> **Problem description**:
Take the data below and repeat it exactly.

[Entries taken from a collection]
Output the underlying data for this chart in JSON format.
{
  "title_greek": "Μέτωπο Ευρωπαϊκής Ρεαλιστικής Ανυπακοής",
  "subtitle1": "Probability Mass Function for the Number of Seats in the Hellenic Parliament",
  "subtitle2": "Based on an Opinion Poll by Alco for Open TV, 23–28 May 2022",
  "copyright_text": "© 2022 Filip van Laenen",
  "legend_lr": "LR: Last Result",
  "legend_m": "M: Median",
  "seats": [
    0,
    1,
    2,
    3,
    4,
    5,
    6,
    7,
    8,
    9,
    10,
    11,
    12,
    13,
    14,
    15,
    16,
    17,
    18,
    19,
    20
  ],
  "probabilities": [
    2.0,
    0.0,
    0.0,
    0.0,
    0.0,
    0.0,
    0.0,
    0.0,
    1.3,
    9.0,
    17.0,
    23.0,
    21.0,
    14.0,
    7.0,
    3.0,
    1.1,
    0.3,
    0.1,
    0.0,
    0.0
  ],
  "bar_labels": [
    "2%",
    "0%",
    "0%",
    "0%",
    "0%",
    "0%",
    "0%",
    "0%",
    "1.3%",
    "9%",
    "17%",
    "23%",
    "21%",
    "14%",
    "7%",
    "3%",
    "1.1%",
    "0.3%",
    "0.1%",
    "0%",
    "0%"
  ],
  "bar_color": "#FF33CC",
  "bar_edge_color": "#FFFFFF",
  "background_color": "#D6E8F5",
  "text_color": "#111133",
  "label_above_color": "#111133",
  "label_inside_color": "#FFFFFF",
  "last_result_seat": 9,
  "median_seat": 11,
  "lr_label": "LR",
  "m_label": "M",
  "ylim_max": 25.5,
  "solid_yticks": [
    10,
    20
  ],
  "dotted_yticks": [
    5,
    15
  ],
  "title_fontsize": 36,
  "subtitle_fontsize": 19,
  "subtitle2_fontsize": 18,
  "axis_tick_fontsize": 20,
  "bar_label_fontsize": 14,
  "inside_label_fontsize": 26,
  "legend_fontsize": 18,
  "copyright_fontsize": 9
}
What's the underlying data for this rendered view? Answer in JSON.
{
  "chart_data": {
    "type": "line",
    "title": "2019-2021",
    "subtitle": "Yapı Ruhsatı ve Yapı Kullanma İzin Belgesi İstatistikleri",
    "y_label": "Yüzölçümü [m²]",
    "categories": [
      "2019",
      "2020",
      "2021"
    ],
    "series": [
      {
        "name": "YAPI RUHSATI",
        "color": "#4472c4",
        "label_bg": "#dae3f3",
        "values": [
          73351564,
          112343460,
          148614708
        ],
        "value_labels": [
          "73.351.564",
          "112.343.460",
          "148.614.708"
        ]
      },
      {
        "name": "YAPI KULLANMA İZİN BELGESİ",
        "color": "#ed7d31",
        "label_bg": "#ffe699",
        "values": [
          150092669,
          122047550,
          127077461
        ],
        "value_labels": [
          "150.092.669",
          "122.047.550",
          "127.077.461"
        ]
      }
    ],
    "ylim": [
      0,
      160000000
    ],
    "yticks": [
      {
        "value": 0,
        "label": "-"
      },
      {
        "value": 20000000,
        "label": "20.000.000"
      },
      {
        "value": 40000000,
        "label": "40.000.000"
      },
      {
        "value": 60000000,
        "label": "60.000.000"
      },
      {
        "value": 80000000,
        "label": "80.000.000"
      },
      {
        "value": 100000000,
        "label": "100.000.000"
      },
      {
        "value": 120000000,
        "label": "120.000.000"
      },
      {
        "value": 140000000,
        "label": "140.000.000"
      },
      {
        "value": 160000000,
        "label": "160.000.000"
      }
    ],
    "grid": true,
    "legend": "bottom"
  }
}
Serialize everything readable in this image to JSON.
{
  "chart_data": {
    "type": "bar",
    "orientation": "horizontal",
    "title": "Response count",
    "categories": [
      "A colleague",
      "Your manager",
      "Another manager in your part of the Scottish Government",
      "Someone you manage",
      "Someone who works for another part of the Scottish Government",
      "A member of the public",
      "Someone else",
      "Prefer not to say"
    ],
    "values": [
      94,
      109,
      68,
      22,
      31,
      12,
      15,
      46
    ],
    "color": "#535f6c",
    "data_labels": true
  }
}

> **Written solution**:
Output the underlying data for this chart in JSON format.
{
  "title_greek": "Μέτωπο Ευρωπαϊκής Ρεαλιστικής Ανυπακοής",
  "subtitle1": "Probability Mass Function for the Number of Seats in the Hellenic Parliament",
  "subtitle2": "Based on an Opinion Poll by Alco for Open TV, 23–28 May 2022",
  "copyright_text": "© 2022 Filip van Laenen",
  "legend_lr": "LR: Last Result",
  "legend_m": "M: Median",
  "seats": [
    0,
    1,
    2,
    3,
    4,
    5,
    6,
    7,
    8,
    9,
    10,
    11,
    12,
    13,
    14,
    15,
    16,
    17,
    18,
    19,
    20
  ],
  "probabilities": [
    2.0,
    0.0,
    0.0,
    0.0,
    0.0,
    0.0,
    0.0,
    0.0,
    1.3,
    9.0,
    17.0,
    23.0,
    21.0,
    14.0,
    7.0,
    3.0,
    1.1,
    0.3,
    0.1,
    0.0,
    0.0
  ],
  "bar_labels": [
    "2%",
    "0%",
    "0%",
    "0%",
    "0%",
    "0%",
    "0%",
    "0%",
    "1.3%",
    "9%",
    "17%",
    "23%",
    "21%",
    "14%",
    "7%",
    "3%",
    "1.1%",
    "0.3%",
    "0.1%",
    "0%",
    "0%"
  ],
  "bar_color": "#FF33CC",
  "bar_edge_color": "#FFFFFF",
  "background_color": "#D6E8F5",
  "text_color": "#111133",
  "label_above_color": "#111133",
  "label_inside_color": "#FFFFFF",
  "last_result_seat": 9,
  "median_seat": 11,
  "lr_label": "LR",
  "m_label": "M",
  "ylim_max": 25.5,
  "solid_yticks": [
    10,
    20
  ],
  "dotted_yticks": [
    5,
    15
  ],
  "title_fontsize": 36,
  "subtitle_fontsize": 19,
  "subtitle2_fontsize": 18,
  "axis_tick_fontsize": 20,
  "bar_label_fontsize": 14,
  "inside_label_fontsize": 26,
  "legend_fontsize": 18,
  "copyright_fontsize": 9
}
What's the underlying data for this rendered view? Answer in JSON.
{
  "chart_data": {
    "type": "line",
    "title": "2019-2021",
    "subtitle": "Yapı Ruhsatı ve Yapı Kullanma İzin Belgesi İstatistikleri",
    "y_label": "Yüzölçümü [m²]",
    "categories": [
      "2019",
      "2020",
      "2021"
    ],
    "series": [
      {
        "name": "YAPI RUHSATI",
        "color": "#4472c4",
        "label_bg": "#dae3f3",
        "values": [
          73351564,
          112343460,
          148614708
        ],
        "value_labels": [
          "73.351.564",
          "112.343.460",
          "148.614.708"
        ]
      },
      {
        "name": "YAPI KULLANMA İZİN BELGESİ",
        "color": "#ed7d31",
        "label_bg": "#ffe699",
        "values": [
          150092669,
          122047550,
          127077461
        ],
        "value_labels": [
          "150.092.669",
          "122.047.550",
          "127.077.461"
        ]
      }
    ],
    "ylim": [
      0,
      160000000
    ],
    "yticks": [
      {
        "value": 0,
        "label": "-"
      },
      {
        "value": 20000000,
        "label": "20.000.000"
      },
      {
        "value": 40000000,
        "label": "40.000.000"
      },
      {
        "value": 60000000,
        "label": "60.000.000"
      },
      {
        "value": 80000000,
        "label": "80.000.000"
      },
      {
        "value": 100000000,
        "label": "100.000.000"
      },
      {
        "value": 120000000,
        "label": "120.000.000"
      },
      {
        "value": 140000000,
        "label": "140.000.000"
      },
      {
        "value": 160000000,
        "label": "160.000.000"
      }
    ],
    "grid": true,
    "legend": "bottom"
  }
}
Serialize everything readable in this image to JSON.
{
  "chart_data": {
    "type": "bar",
    "orientation": "horizontal",
    "title": "Response count",
    "categories": [
      "A colleague",
      "Your manager",
      "Another manager in your part of the Scottish Government",
      "Someone you manage",
      "Someone who works for another part of the Scottish Government",
      "A member of the public",
      "Someone else",
      "Prefer not to say"
    ],
    "values": [
      94,
      109,
      68,
      22,
      31,
      12,
      15,
      46
    ],
    "color": "#535f6c",
    "data_labels": true
  }
}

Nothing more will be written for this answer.